>> START
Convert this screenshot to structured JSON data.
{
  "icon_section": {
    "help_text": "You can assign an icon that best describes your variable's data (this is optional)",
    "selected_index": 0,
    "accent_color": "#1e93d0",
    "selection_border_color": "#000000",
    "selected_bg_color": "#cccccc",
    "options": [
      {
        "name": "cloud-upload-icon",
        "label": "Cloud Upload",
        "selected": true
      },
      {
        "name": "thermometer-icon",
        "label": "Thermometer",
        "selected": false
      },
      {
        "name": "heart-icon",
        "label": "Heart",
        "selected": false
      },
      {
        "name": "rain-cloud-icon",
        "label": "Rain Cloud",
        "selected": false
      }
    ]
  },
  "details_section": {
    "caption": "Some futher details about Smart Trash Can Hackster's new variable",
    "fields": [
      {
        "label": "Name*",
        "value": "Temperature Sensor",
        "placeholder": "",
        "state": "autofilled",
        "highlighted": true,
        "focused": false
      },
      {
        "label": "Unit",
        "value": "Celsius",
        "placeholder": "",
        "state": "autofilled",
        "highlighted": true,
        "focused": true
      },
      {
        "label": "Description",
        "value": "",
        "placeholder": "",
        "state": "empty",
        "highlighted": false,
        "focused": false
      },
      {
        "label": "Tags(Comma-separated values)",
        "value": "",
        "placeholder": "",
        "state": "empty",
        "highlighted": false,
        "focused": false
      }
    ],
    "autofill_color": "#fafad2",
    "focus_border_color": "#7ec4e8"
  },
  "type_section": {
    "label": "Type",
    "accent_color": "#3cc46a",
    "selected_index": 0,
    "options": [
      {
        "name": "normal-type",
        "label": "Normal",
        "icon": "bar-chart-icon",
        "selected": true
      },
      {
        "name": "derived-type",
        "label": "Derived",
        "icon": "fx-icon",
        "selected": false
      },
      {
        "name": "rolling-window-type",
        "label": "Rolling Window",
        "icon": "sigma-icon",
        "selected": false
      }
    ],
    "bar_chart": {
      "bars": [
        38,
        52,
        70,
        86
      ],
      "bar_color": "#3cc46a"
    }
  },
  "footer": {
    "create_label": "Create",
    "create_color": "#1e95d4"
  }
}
>> END
_Exercise prompt_
Copy every line above that includes the string "this".

_Final result_
Convert this screenshot to structured JSON data.
    "help_text": "You can assign an icon that best describes your variable's data (this is optional)",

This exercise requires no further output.